(SET TASK):
Read the lines below. Copy out any that hold the string "content".

· · ·

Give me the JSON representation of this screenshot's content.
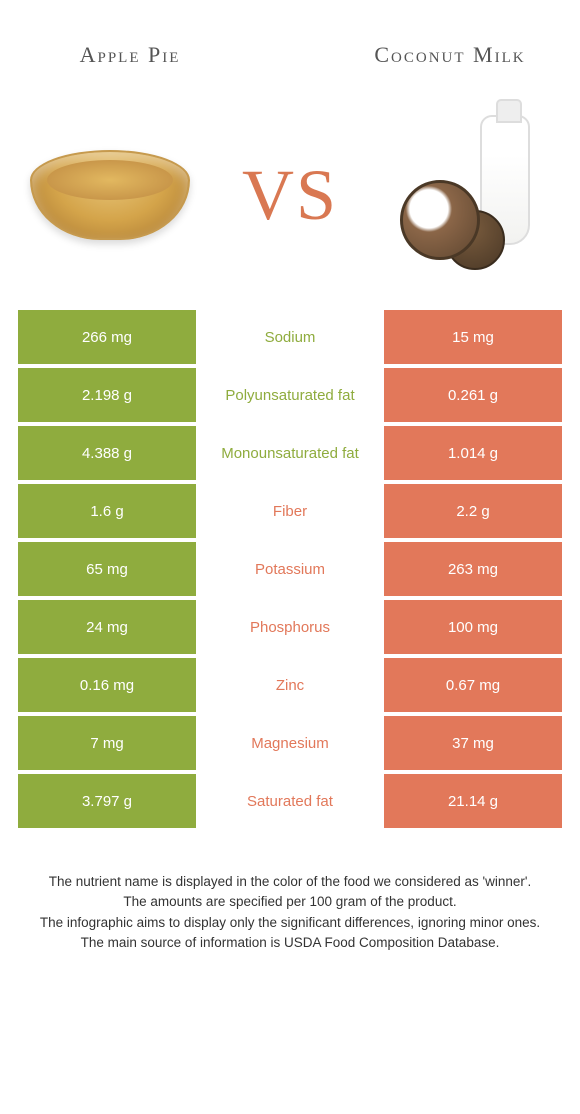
{
  "colors": {
    "green": "#8fac3e",
    "orange": "#e2785a",
    "vs": "#d97852",
    "title": "#555555"
  },
  "header": {
    "left_title": "Apple Pie",
    "right_title": "Coconut Milk",
    "vs_label": "VS"
  },
  "rows": [
    {
      "left": "266 mg",
      "label": "Sodium",
      "right": "15 mg",
      "winner": "left"
    },
    {
      "left": "2.198 g",
      "label": "Polyunsaturated fat",
      "right": "0.261 g",
      "winner": "left"
    },
    {
      "left": "4.388 g",
      "label": "Monounsaturated fat",
      "right": "1.014 g",
      "winner": "left"
    },
    {
      "left": "1.6 g",
      "label": "Fiber",
      "right": "2.2 g",
      "winner": "right"
    },
    {
      "left": "65 mg",
      "label": "Potassium",
      "right": "263 mg",
      "winner": "right"
    },
    {
      "left": "24 mg",
      "label": "Phosphorus",
      "right": "100 mg",
      "winner": "right"
    },
    {
      "left": "0.16 mg",
      "label": "Zinc",
      "right": "0.67 mg",
      "winner": "right"
    },
    {
      "left": "7 mg",
      "label": "Magnesium",
      "right": "37 mg",
      "winner": "right"
    },
    {
      "left": "3.797 g",
      "label": "Saturated fat",
      "right": "21.14 g",
      "winner": "right"
    }
  ],
  "footer": {
    "line1": "The nutrient name is displayed in the color of the food we considered as 'winner'.",
    "line2": "The amounts are specified per 100 gram of the product.",
    "line3": "The infographic aims to display only the significant differences, ignoring minor ones.",
    "line4": "The main source of information is USDA Food Composition Database."
  }
}
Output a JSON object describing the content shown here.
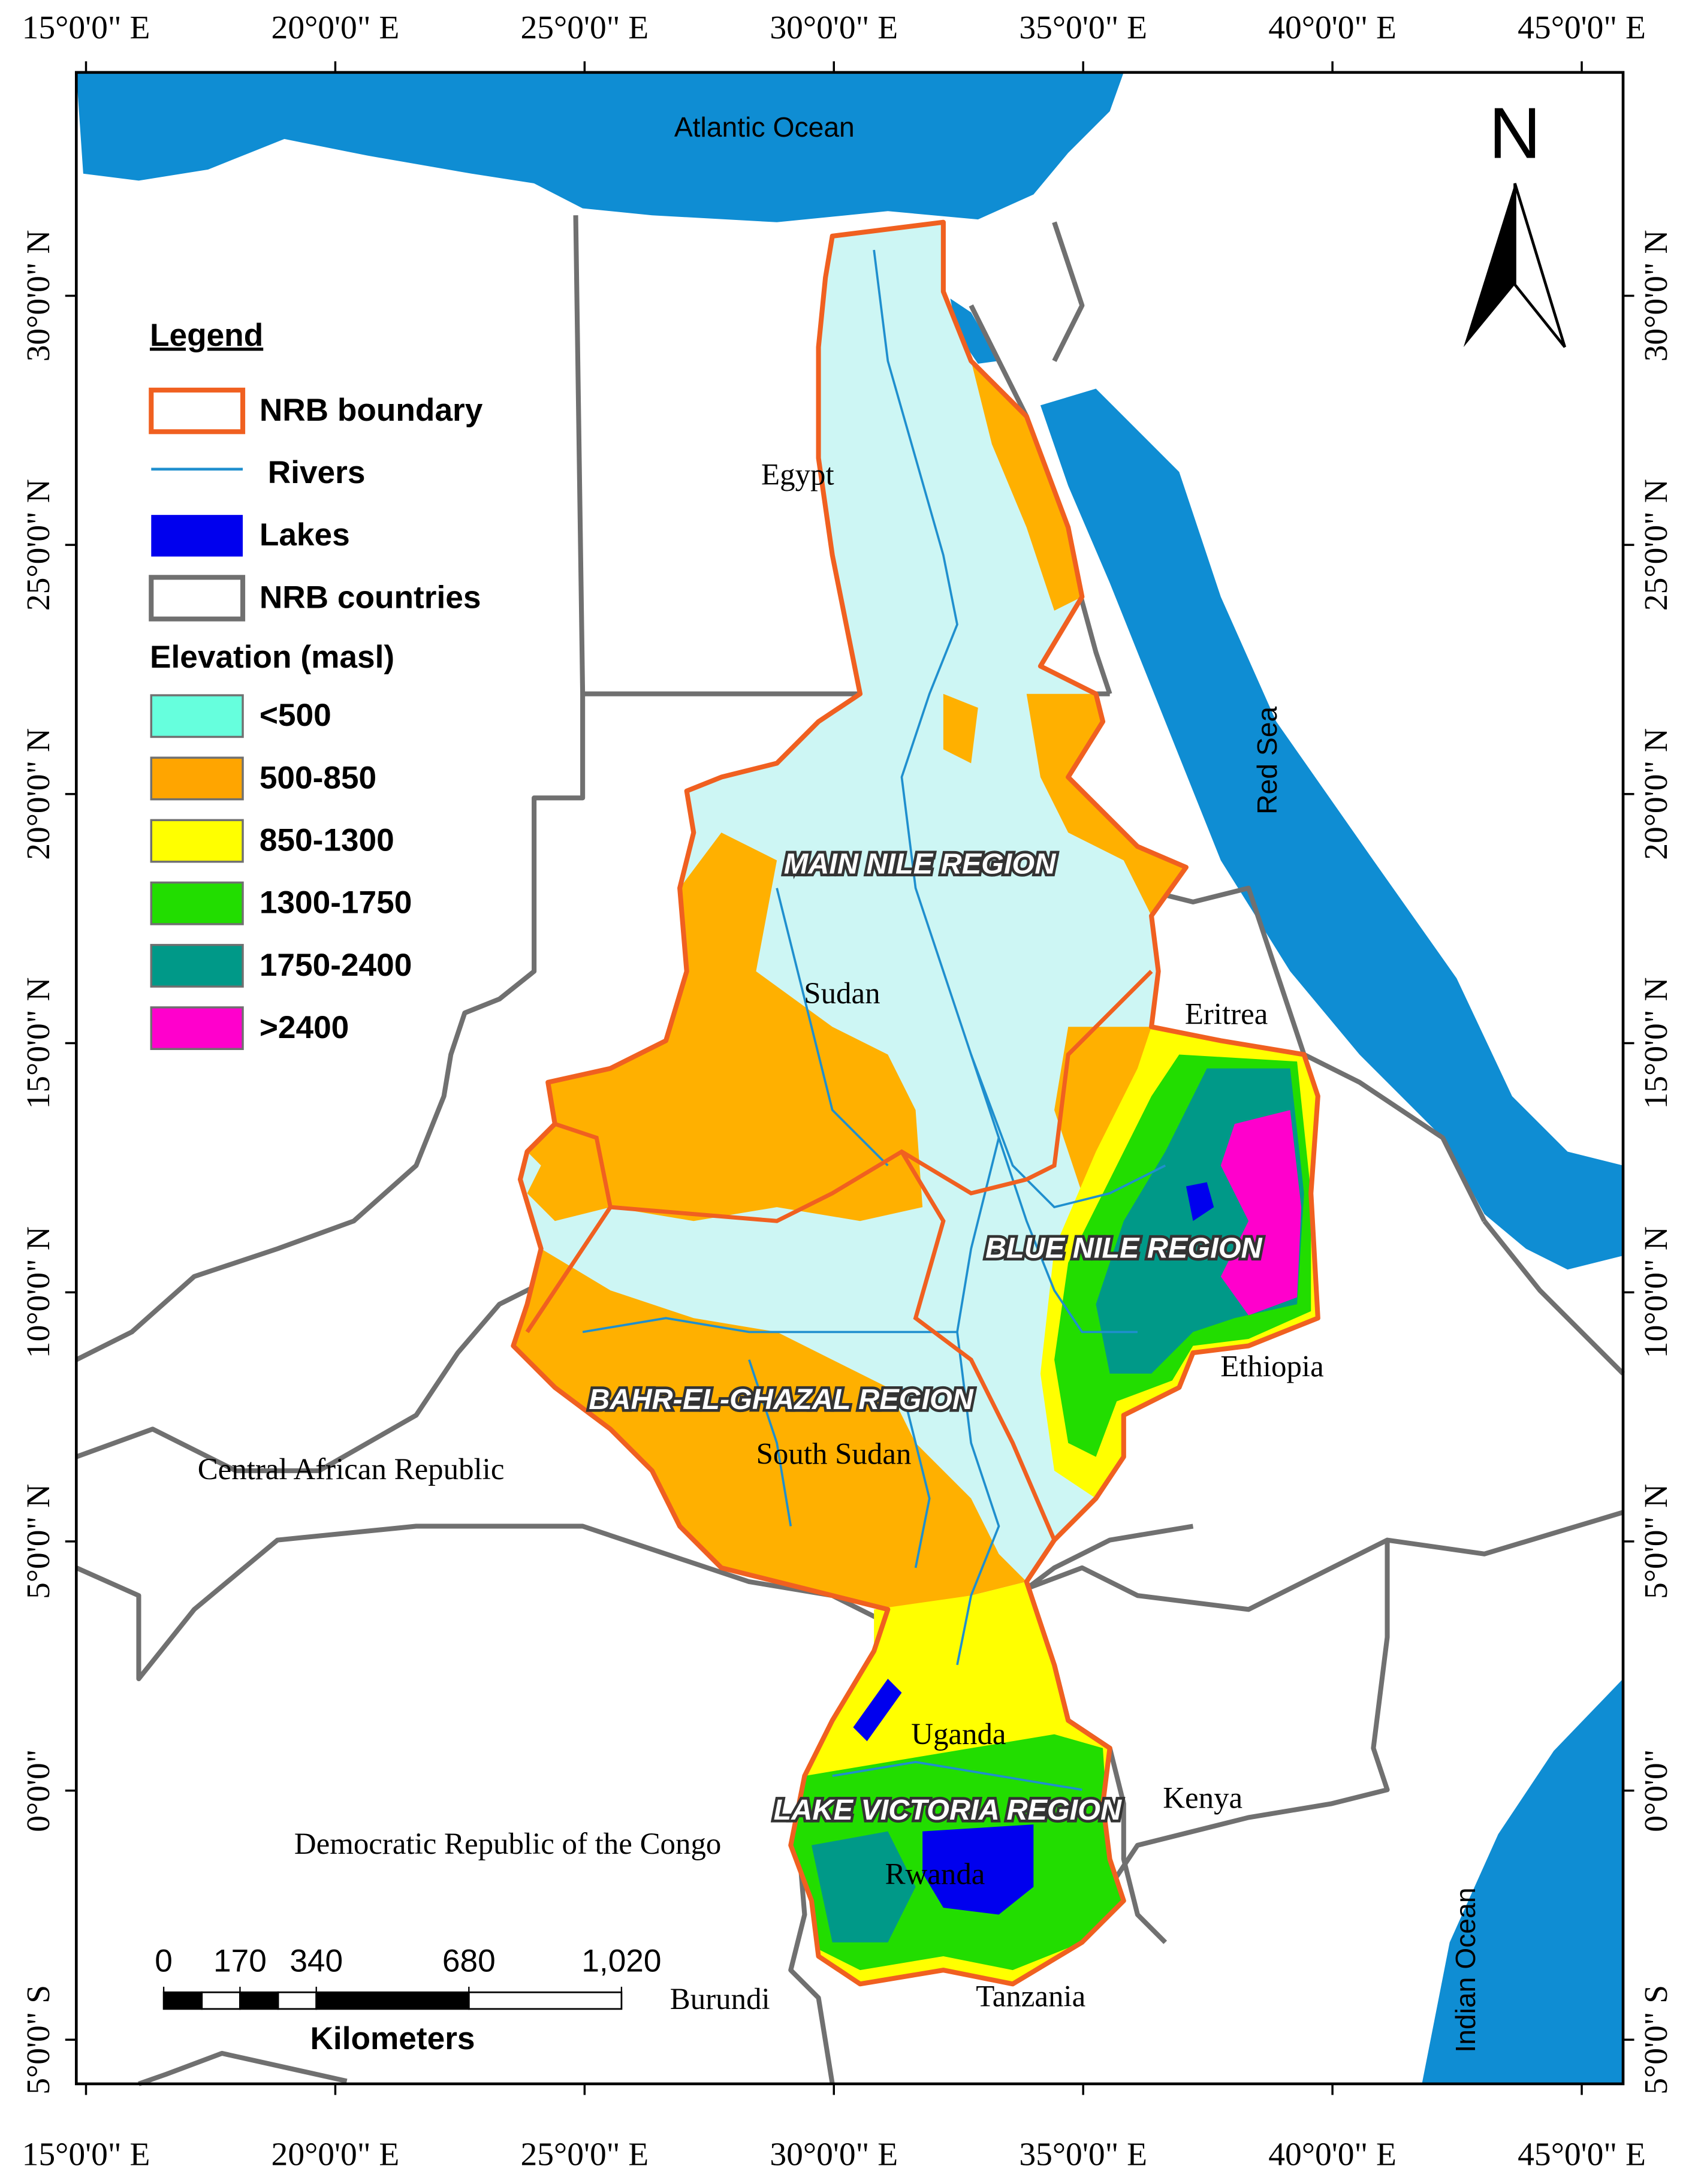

· · ·

(SOLVED EXERCISE):
Give me the JSON representation of this screenshot's content.
Output a JSON object describing the content shown here.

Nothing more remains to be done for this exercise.